● **EXCERPTED RECORDS**:
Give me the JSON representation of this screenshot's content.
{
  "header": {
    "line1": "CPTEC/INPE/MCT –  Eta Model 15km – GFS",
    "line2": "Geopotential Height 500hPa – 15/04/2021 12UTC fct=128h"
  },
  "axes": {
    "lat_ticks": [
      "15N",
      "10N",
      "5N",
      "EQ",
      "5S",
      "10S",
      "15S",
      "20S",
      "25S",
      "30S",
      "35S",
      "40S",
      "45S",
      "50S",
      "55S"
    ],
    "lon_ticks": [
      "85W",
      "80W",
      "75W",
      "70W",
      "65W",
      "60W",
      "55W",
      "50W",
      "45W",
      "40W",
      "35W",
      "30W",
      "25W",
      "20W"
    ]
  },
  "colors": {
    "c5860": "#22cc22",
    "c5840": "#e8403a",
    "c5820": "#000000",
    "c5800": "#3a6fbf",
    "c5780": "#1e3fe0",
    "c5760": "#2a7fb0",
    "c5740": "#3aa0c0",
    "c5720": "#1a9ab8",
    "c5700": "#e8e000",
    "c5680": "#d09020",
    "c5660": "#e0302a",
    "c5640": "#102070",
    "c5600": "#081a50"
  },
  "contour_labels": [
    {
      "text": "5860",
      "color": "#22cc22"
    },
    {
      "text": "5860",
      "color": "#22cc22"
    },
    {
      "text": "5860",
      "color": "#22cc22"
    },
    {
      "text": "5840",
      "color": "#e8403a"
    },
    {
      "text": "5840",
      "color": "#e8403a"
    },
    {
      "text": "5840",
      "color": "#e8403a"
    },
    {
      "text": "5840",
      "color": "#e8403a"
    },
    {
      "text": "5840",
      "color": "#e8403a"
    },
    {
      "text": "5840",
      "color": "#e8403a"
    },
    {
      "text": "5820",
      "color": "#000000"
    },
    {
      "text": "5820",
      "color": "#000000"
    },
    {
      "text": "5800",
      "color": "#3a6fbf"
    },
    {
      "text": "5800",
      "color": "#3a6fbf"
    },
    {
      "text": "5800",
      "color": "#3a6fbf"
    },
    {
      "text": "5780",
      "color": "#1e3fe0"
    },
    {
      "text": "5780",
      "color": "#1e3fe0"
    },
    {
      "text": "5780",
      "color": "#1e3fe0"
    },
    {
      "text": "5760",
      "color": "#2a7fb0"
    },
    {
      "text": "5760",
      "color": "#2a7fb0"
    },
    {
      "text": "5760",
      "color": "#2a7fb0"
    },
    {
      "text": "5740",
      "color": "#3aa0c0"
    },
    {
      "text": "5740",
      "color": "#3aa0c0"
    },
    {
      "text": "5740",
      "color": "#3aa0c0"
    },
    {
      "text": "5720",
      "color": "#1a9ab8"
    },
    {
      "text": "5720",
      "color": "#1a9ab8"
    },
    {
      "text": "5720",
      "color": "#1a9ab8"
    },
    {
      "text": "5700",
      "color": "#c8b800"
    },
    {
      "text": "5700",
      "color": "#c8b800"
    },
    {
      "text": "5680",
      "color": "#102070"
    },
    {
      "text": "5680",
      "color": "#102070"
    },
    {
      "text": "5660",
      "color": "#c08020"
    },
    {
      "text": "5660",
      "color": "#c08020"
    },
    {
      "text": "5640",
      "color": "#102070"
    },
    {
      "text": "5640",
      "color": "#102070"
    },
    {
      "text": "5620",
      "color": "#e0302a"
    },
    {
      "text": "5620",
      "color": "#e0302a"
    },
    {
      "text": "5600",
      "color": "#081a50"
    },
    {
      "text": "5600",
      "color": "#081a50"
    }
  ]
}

● **WHAT THE EXERCISE ASKS**:
Using the data above, return each line exactly as written.

● **RESULT FOR THIS EXERCISE**:
Give me the JSON representation of this screenshot's content.
{
  "header": {
    "line1": "CPTEC/INPE/MCT –  Eta Model 15km – GFS",
    "line2": "Geopotential Height 500hPa – 15/04/2021 12UTC fct=128h"
  },
  "axes": {
    "lat_ticks": [
      "15N",
      "10N",
      "5N",
      "EQ",
      "5S",
      "10S",
      "15S",
      "20S",
      "25S",
      "30S",
      "35S",
      "40S",
      "45S",
      "50S",
      "55S"
    ],
    "lon_ticks": [
      "85W",
      "80W",
      "75W",
      "70W",
      "65W",
      "60W",
      "55W",
      "50W",
      "45W",
      "40W",
      "35W",
      "30W",
      "25W",
      "20W"
    ]
  },
  "colors": {
    "c5860": "#22cc22",
    "c5840": "#e8403a",
    "c5820": "#000000",
    "c5800": "#3a6fbf",
    "c5780": "#1e3fe0",
    "c5760": "#2a7fb0",
    "c5740": "#3aa0c0",
    "c5720": "#1a9ab8",
    "c5700": "#e8e000",
    "c5680": "#d09020",
    "c5660": "#e0302a",
    "c5640": "#102070",
    "c5600": "#081a50"
  },
  "contour_labels": [
    {
      "text": "5860",
      "color": "#22cc22"
    },
    {
      "text": "5860",
      "color": "#22cc22"
    },
    {
      "text": "5860",
      "color": "#22cc22"
    },
    {
      "text": "5840",
      "color": "#e8403a"
    },
    {
      "text": "5840",
      "color": "#e8403a"
    },
    {
      "text": "5840",
      "color": "#e8403a"
    },
    {
      "text": "5840",
      "color": "#e8403a"
    },
    {
      "text": "5840",
      "color": "#e8403a"
    },
    {
      "text": "5840",
      "color": "#e8403a"
    },
    {
      "text": "5820",
      "color": "#000000"
    },
    {
      "text": "5820",
      "color": "#000000"
    },
    {
      "text": "5800",
      "color": "#3a6fbf"
    },
    {
      "text": "5800",
      "color": "#3a6fbf"
    },
    {
      "text": "5800",
      "color": "#3a6fbf"
    },
    {
      "text": "5780",
      "color": "#1e3fe0"
    },
    {
      "text": "5780",
      "color": "#1e3fe0"
    },
    {
      "text": "5780",
      "color": "#1e3fe0"
    },
    {
      "text": "5760",
      "color": "#2a7fb0"
    },
    {
      "text": "5760",
      "color": "#2a7fb0"
    },
    {
      "text": "5760",
      "color": "#2a7fb0"
    },
    {
      "text": "5740",
      "color": "#3aa0c0"
    },
    {
      "text": "5740",
      "color": "#3aa0c0"
    },
    {
      "text": "5740",
      "color": "#3aa0c0"
    },
    {
      "text": "5720",
      "color": "#1a9ab8"
    },
    {
      "text": "5720",
      "color": "#1a9ab8"
    },
    {
      "text": "5720",
      "color": "#1a9ab8"
    },
    {
      "text": "5700",
      "color": "#c8b800"
    },
    {
      "text": "5700",
      "color": "#c8b800"
    },
    {
      "text": "5680",
      "color": "#102070"
    },
    {
      "text": "5680",
      "color": "#102070"
    },
    {
      "text": "5660",
      "color": "#c08020"
    },
    {
      "text": "5660",
      "color": "#c08020"
    },
    {
      "text": "5640",
      "color": "#102070"
    },
    {
      "text": "5640",
      "color": "#102070"
    },
    {
      "text": "5620",
      "color": "#e0302a"
    },
    {
      "text": "5620",
      "color": "#e0302a"
    },
    {
      "text": "5600",
      "color": "#081a50"
    },
    {
      "text": "5600",
      "color": "#081a50"
    }
  ]
}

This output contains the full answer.